### Records for this task
◆ ◆ ◆ ◆ ◆

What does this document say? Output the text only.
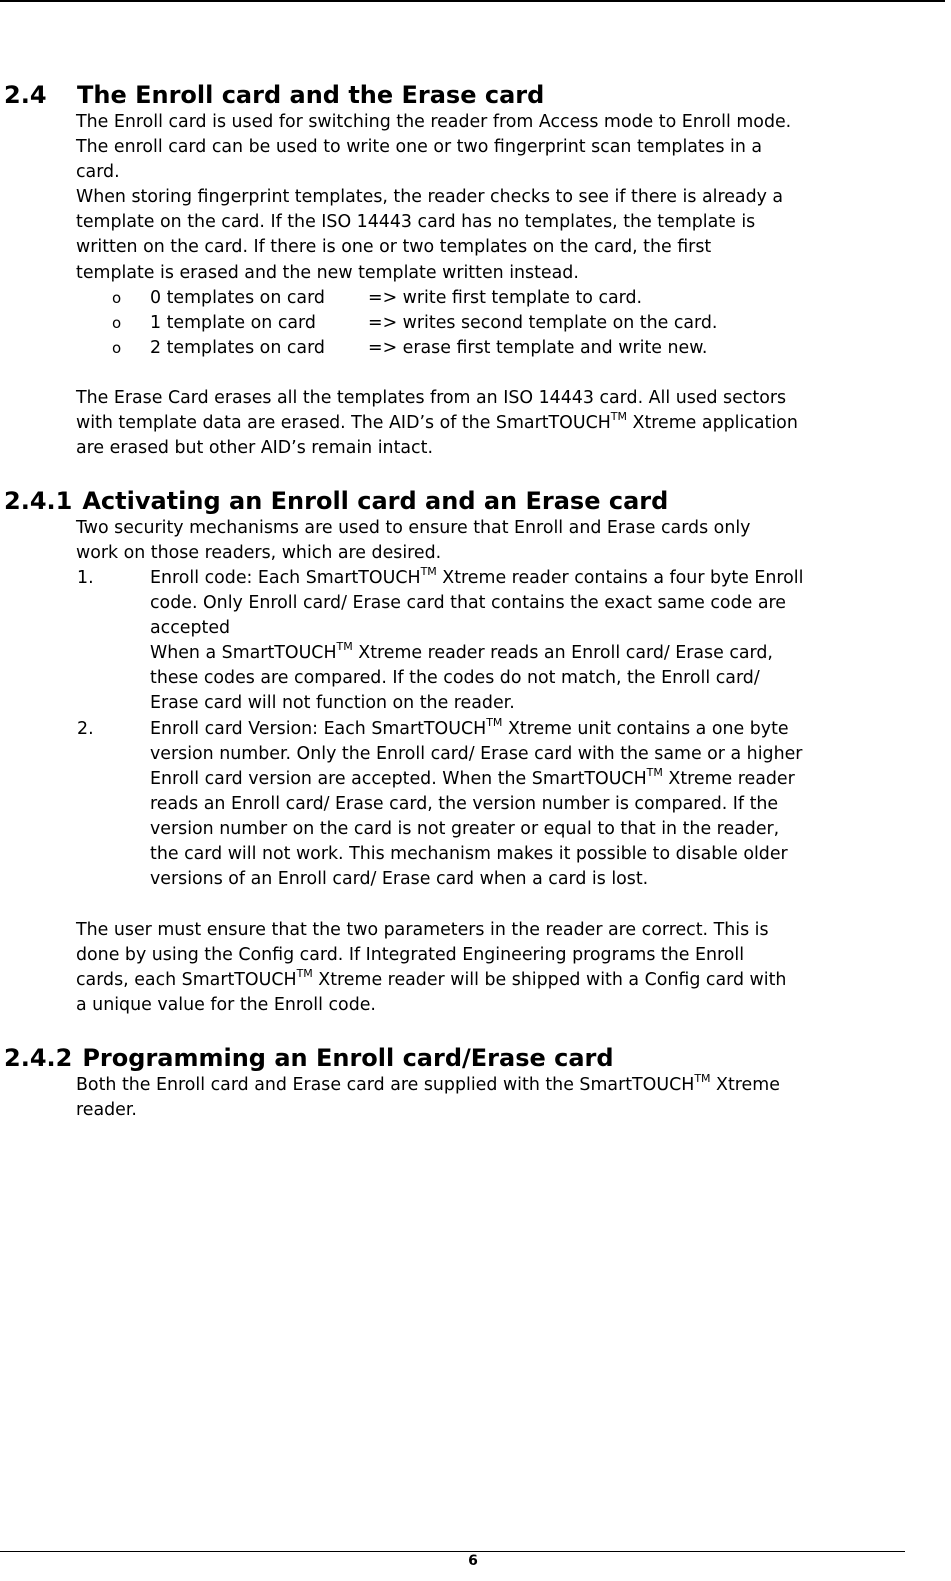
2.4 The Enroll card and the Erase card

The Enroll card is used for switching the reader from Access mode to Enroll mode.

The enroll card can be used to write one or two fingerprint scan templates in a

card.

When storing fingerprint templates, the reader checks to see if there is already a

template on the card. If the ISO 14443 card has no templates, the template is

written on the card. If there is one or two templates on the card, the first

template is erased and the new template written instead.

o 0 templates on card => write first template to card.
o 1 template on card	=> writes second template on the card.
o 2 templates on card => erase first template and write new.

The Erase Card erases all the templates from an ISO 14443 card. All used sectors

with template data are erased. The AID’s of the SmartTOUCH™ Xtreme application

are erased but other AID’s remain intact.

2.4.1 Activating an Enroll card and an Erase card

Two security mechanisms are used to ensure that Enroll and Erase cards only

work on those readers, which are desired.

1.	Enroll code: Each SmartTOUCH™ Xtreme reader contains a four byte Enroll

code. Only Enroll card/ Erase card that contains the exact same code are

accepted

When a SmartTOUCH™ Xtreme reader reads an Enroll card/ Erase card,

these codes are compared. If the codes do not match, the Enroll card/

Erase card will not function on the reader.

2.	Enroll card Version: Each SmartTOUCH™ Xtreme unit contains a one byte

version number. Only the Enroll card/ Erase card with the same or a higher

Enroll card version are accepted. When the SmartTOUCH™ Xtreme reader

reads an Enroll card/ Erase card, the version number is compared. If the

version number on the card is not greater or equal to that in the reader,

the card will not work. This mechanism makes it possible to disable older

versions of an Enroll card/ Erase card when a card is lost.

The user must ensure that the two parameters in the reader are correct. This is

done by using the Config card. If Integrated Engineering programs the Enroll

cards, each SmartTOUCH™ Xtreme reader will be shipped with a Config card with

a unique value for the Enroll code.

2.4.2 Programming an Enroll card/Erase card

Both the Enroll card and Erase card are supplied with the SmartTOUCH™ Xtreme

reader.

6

◆ ◆ ◆ ◆ ◆

### Work instructions
Pictures in the data above should not be copied; transcribe everything else exactly.

### Result of the exercise
What does this document say? Output the text only.
2.4 The Enroll card and the Erase card

The Enroll card is used for switching the reader from Access mode to Enroll mode.

The enroll card can be used to write one or two fingerprint scan templates in a

card.

When storing fingerprint templates, the reader checks to see if there is already a

template on the card. If the ISO 14443 card has no templates, the template is

written on the card. If there is one or two templates on the card, the first

template is erased and the new template written instead.

o 0 templates on card => write first template to card.
o 1 template on card	=> writes second template on the card.
o 2 templates on card => erase first template and write new.

The Erase Card erases all the templates from an ISO 14443 card. All used sectors

with template data are erased. The AID’s of the SmartTOUCH™ Xtreme application

are erased but other AID’s remain intact.

2.4.1 Activating an Enroll card and an Erase card

Two security mechanisms are used to ensure that Enroll and Erase cards only

work on those readers, which are desired.

1.	Enroll code: Each SmartTOUCH™ Xtreme reader contains a four byte Enroll

code. Only Enroll card/ Erase card that contains the exact same code are

accepted

When a SmartTOUCH™ Xtreme reader reads an Enroll card/ Erase card,

these codes are compared. If the codes do not match, the Enroll card/

Erase card will not function on the reader.

2.	Enroll card Version: Each SmartTOUCH™ Xtreme unit contains a one byte

version number. Only the Enroll card/ Erase card with the same or a higher

Enroll card version are accepted. When the SmartTOUCH™ Xtreme reader

reads an Enroll card/ Erase card, the version number is compared. If the

version number on the card is not greater or equal to that in the reader,

the card will not work. This mechanism makes it possible to disable older

versions of an Enroll card/ Erase card when a card is lost.

The user must ensure that the two parameters in the reader are correct. This is

done by using the Config card. If Integrated Engineering programs the Enroll

cards, each SmartTOUCH™ Xtreme reader will be shipped with a Config card with

a unique value for the Enroll code.

2.4.2 Programming an Enroll card/Erase card

Both the Enroll card and Erase card are supplied with the SmartTOUCH™ Xtreme

reader.

6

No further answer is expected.